Copy out the listing in full, exactly as written, but not its pictures.
[Begin]
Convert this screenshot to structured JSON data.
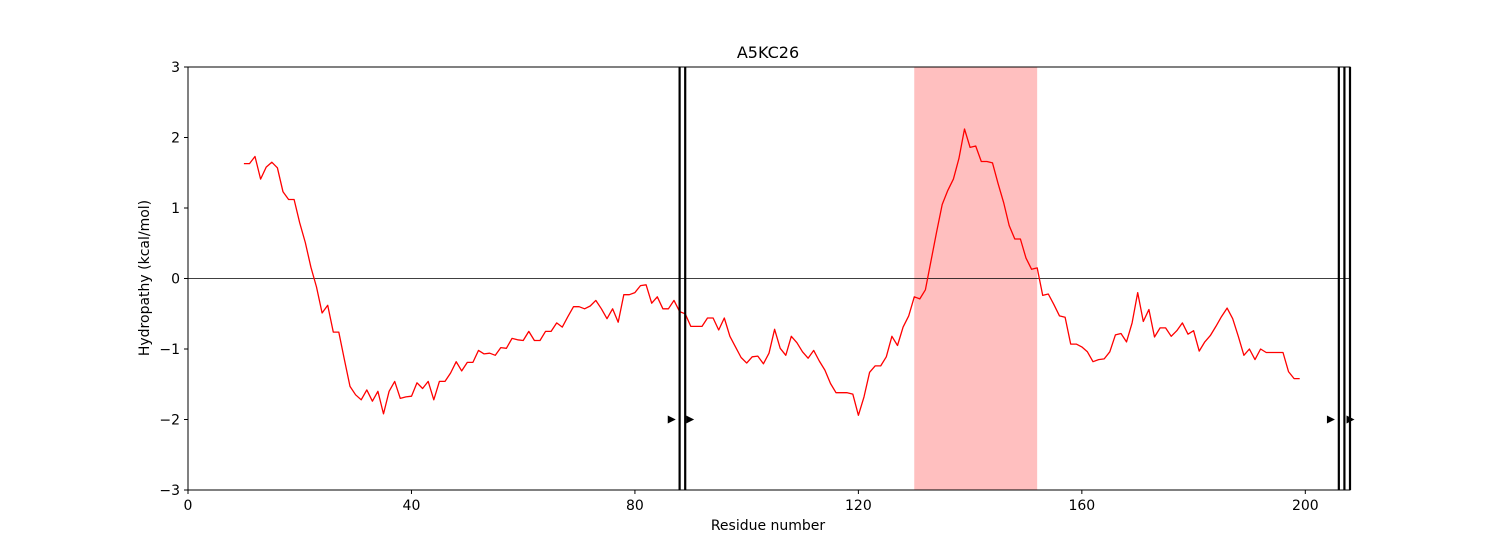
{
  "chart_data": {
    "type": "line",
    "title": "A5KC26",
    "xlabel": "Residue number",
    "ylabel": "Hydropathy (kcal/mol)",
    "xlim": [
      0,
      208
    ],
    "ylim": [
      -3,
      3
    ],
    "xticks": [
      0,
      40,
      80,
      120,
      160,
      200
    ],
    "yticks": [
      -3,
      -2,
      -1,
      0,
      1,
      2,
      3
    ],
    "colors": {
      "line": "#ff0000",
      "span": "#ffbfbf",
      "zero_line": "#000000",
      "marker": "#000000"
    },
    "grid": false,
    "zero_line": 0,
    "highlight_span": [
      130,
      152
    ],
    "vertical_lines": [
      88,
      89,
      206,
      207,
      208
    ],
    "markers": [
      {
        "x": 86.5,
        "y": -2,
        "shape": "triangle-right"
      },
      {
        "x": 89.8,
        "y": -2,
        "shape": "triangle-right"
      },
      {
        "x": 204.5,
        "y": -2,
        "shape": "triangle-right"
      },
      {
        "x": 208,
        "y": -2,
        "shape": "triangle-right"
      }
    ],
    "series": [
      {
        "x": [
          10,
          11,
          12,
          13,
          14,
          15,
          16,
          17,
          18,
          19,
          20,
          21,
          22,
          23,
          24,
          25,
          26,
          27,
          28,
          29,
          30,
          31,
          32,
          33,
          34,
          35,
          36,
          37,
          38,
          39,
          40,
          41,
          42,
          43,
          44,
          45,
          46,
          47,
          48,
          49,
          50,
          51,
          52,
          53,
          54,
          55,
          56,
          57,
          58,
          59,
          60,
          61,
          62,
          63,
          64,
          65,
          66,
          67,
          68,
          69,
          70,
          71,
          72,
          73,
          74,
          75,
          76,
          77,
          78,
          79,
          80,
          81,
          82,
          83,
          84,
          85,
          86,
          87,
          88,
          89,
          90,
          91,
          92,
          93,
          94,
          95,
          96,
          97,
          98,
          99,
          100,
          101,
          102,
          103,
          104,
          105,
          106,
          107,
          108,
          109,
          110,
          111,
          112,
          113,
          114,
          115,
          116,
          117,
          118,
          119,
          120,
          121,
          122,
          123,
          124,
          125,
          126,
          127,
          128,
          129,
          130,
          131,
          132,
          133,
          134,
          135,
          136,
          137,
          138,
          139,
          140,
          141,
          142,
          143,
          144,
          145,
          146,
          147,
          148,
          149,
          150,
          151,
          152,
          153,
          154,
          155,
          156,
          157,
          158,
          159,
          160,
          161,
          162,
          163,
          164,
          165,
          166,
          167,
          168,
          169,
          170,
          171,
          172,
          173,
          174,
          175,
          176,
          177,
          178,
          179,
          180,
          181,
          182,
          183,
          184,
          185,
          186,
          187,
          188,
          189,
          190,
          191,
          192,
          193,
          194,
          195,
          196,
          197,
          198,
          199
        ],
        "values": [
          1.63,
          1.63,
          1.73,
          1.41,
          1.58,
          1.65,
          1.57,
          1.23,
          1.12,
          1.12,
          0.79,
          0.51,
          0.16,
          -0.12,
          -0.49,
          -0.38,
          -0.76,
          -0.76,
          -1.15,
          -1.53,
          -1.65,
          -1.72,
          -1.58,
          -1.74,
          -1.6,
          -1.92,
          -1.6,
          -1.46,
          -1.7,
          -1.68,
          -1.67,
          -1.48,
          -1.56,
          -1.46,
          -1.72,
          -1.46,
          -1.46,
          -1.34,
          -1.18,
          -1.31,
          -1.19,
          -1.19,
          -1.02,
          -1.07,
          -1.06,
          -1.09,
          -0.98,
          -0.99,
          -0.85,
          -0.87,
          -0.88,
          -0.75,
          -0.88,
          -0.88,
          -0.75,
          -0.75,
          -0.63,
          -0.69,
          -0.54,
          -0.4,
          -0.4,
          -0.43,
          -0.39,
          -0.31,
          -0.43,
          -0.57,
          -0.43,
          -0.62,
          -0.23,
          -0.23,
          -0.2,
          -0.1,
          -0.09,
          -0.35,
          -0.26,
          -0.43,
          -0.43,
          -0.31,
          -0.47,
          -0.5,
          -0.68,
          -0.68,
          -0.68,
          -0.56,
          -0.56,
          -0.73,
          -0.56,
          -0.82,
          -0.97,
          -1.12,
          -1.2,
          -1.11,
          -1.1,
          -1.21,
          -1.06,
          -0.72,
          -0.99,
          -1.09,
          -0.82,
          -0.91,
          -1.04,
          -1.13,
          -1.02,
          -1.17,
          -1.3,
          -1.49,
          -1.62,
          -1.62,
          -1.62,
          -1.64,
          -1.94,
          -1.68,
          -1.33,
          -1.24,
          -1.24,
          -1.11,
          -0.82,
          -0.95,
          -0.69,
          -0.53,
          -0.26,
          -0.29,
          -0.16,
          0.25,
          0.66,
          1.05,
          1.25,
          1.41,
          1.7,
          2.12,
          1.86,
          1.88,
          1.66,
          1.66,
          1.64,
          1.35,
          1.08,
          0.75,
          0.56,
          0.56,
          0.29,
          0.13,
          0.15,
          -0.24,
          -0.22,
          -0.37,
          -0.53,
          -0.55,
          -0.93,
          -0.93,
          -0.97,
          -1.04,
          -1.18,
          -1.15,
          -1.14,
          -1.04,
          -0.8,
          -0.78,
          -0.9,
          -0.63,
          -0.2,
          -0.61,
          -0.44,
          -0.83,
          -0.7,
          -0.7,
          -0.82,
          -0.74,
          -0.63,
          -0.79,
          -0.74,
          -1.03,
          -0.9,
          -0.81,
          -0.68,
          -0.54,
          -0.42,
          -0.57,
          -0.82,
          -1.09,
          -1.0,
          -1.15,
          -1.0,
          -1.05,
          -1.05,
          -1.05,
          -1.05,
          -1.32,
          -1.42,
          -1.42
        ]
      }
    ]
  }
}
[End]
= Answer to the exercise =
Convert this screenshot to structured JSON data.
{
  "chart_data": {
    "type": "line",
    "title": "A5KC26",
    "xlabel": "Residue number",
    "ylabel": "Hydropathy (kcal/mol)",
    "xlim": [
      0,
      208
    ],
    "ylim": [
      -3,
      3
    ],
    "xticks": [
      0,
      40,
      80,
      120,
      160,
      200
    ],
    "yticks": [
      -3,
      -2,
      -1,
      0,
      1,
      2,
      3
    ],
    "colors": {
      "line": "#ff0000",
      "span": "#ffbfbf",
      "zero_line": "#000000",
      "marker": "#000000"
    },
    "grid": false,
    "zero_line": 0,
    "highlight_span": [
      130,
      152
    ],
    "vertical_lines": [
      88,
      89,
      206,
      207,
      208
    ],
    "markers": [
      {
        "x": 86.5,
        "y": -2,
        "shape": "triangle-right"
      },
      {
        "x": 89.8,
        "y": -2,
        "shape": "triangle-right"
      },
      {
        "x": 204.5,
        "y": -2,
        "shape": "triangle-right"
      },
      {
        "x": 208,
        "y": -2,
        "shape": "triangle-right"
      }
    ],
    "series": [
      {
        "x": [
          10,
          11,
          12,
          13,
          14,
          15,
          16,
          17,
          18,
          19,
          20,
          21,
          22,
          23,
          24,
          25,
          26,
          27,
          28,
          29,
          30,
          31,
          32,
          33,
          34,
          35,
          36,
          37,
          38,
          39,
          40,
          41,
          42,
          43,
          44,
          45,
          46,
          47,
          48,
          49,
          50,
          51,
          52,
          53,
          54,
          55,
          56,
          57,
          58,
          59,
          60,
          61,
          62,
          63,
          64,
          65,
          66,
          67,
          68,
          69,
          70,
          71,
          72,
          73,
          74,
          75,
          76,
          77,
          78,
          79,
          80,
          81,
          82,
          83,
          84,
          85,
          86,
          87,
          88,
          89,
          90,
          91,
          92,
          93,
          94,
          95,
          96,
          97,
          98,
          99,
          100,
          101,
          102,
          103,
          104,
          105,
          106,
          107,
          108,
          109,
          110,
          111,
          112,
          113,
          114,
          115,
          116,
          117,
          118,
          119,
          120,
          121,
          122,
          123,
          124,
          125,
          126,
          127,
          128,
          129,
          130,
          131,
          132,
          133,
          134,
          135,
          136,
          137,
          138,
          139,
          140,
          141,
          142,
          143,
          144,
          145,
          146,
          147,
          148,
          149,
          150,
          151,
          152,
          153,
          154,
          155,
          156,
          157,
          158,
          159,
          160,
          161,
          162,
          163,
          164,
          165,
          166,
          167,
          168,
          169,
          170,
          171,
          172,
          173,
          174,
          175,
          176,
          177,
          178,
          179,
          180,
          181,
          182,
          183,
          184,
          185,
          186,
          187,
          188,
          189,
          190,
          191,
          192,
          193,
          194,
          195,
          196,
          197,
          198,
          199
        ],
        "values": [
          1.63,
          1.63,
          1.73,
          1.41,
          1.58,
          1.65,
          1.57,
          1.23,
          1.12,
          1.12,
          0.79,
          0.51,
          0.16,
          -0.12,
          -0.49,
          -0.38,
          -0.76,
          -0.76,
          -1.15,
          -1.53,
          -1.65,
          -1.72,
          -1.58,
          -1.74,
          -1.6,
          -1.92,
          -1.6,
          -1.46,
          -1.7,
          -1.68,
          -1.67,
          -1.48,
          -1.56,
          -1.46,
          -1.72,
          -1.46,
          -1.46,
          -1.34,
          -1.18,
          -1.31,
          -1.19,
          -1.19,
          -1.02,
          -1.07,
          -1.06,
          -1.09,
          -0.98,
          -0.99,
          -0.85,
          -0.87,
          -0.88,
          -0.75,
          -0.88,
          -0.88,
          -0.75,
          -0.75,
          -0.63,
          -0.69,
          -0.54,
          -0.4,
          -0.4,
          -0.43,
          -0.39,
          -0.31,
          -0.43,
          -0.57,
          -0.43,
          -0.62,
          -0.23,
          -0.23,
          -0.2,
          -0.1,
          -0.09,
          -0.35,
          -0.26,
          -0.43,
          -0.43,
          -0.31,
          -0.47,
          -0.5,
          -0.68,
          -0.68,
          -0.68,
          -0.56,
          -0.56,
          -0.73,
          -0.56,
          -0.82,
          -0.97,
          -1.12,
          -1.2,
          -1.11,
          -1.1,
          -1.21,
          -1.06,
          -0.72,
          -0.99,
          -1.09,
          -0.82,
          -0.91,
          -1.04,
          -1.13,
          -1.02,
          -1.17,
          -1.3,
          -1.49,
          -1.62,
          -1.62,
          -1.62,
          -1.64,
          -1.94,
          -1.68,
          -1.33,
          -1.24,
          -1.24,
          -1.11,
          -0.82,
          -0.95,
          -0.69,
          -0.53,
          -0.26,
          -0.29,
          -0.16,
          0.25,
          0.66,
          1.05,
          1.25,
          1.41,
          1.7,
          2.12,
          1.86,
          1.88,
          1.66,
          1.66,
          1.64,
          1.35,
          1.08,
          0.75,
          0.56,
          0.56,
          0.29,
          0.13,
          0.15,
          -0.24,
          -0.22,
          -0.37,
          -0.53,
          -0.55,
          -0.93,
          -0.93,
          -0.97,
          -1.04,
          -1.18,
          -1.15,
          -1.14,
          -1.04,
          -0.8,
          -0.78,
          -0.9,
          -0.63,
          -0.2,
          -0.61,
          -0.44,
          -0.83,
          -0.7,
          -0.7,
          -0.82,
          -0.74,
          -0.63,
          -0.79,
          -0.74,
          -1.03,
          -0.9,
          -0.81,
          -0.68,
          -0.54,
          -0.42,
          -0.57,
          -0.82,
          -1.09,
          -1.0,
          -1.15,
          -1.0,
          -1.05,
          -1.05,
          -1.05,
          -1.05,
          -1.32,
          -1.42,
          -1.42
        ]
      }
    ]
  }
}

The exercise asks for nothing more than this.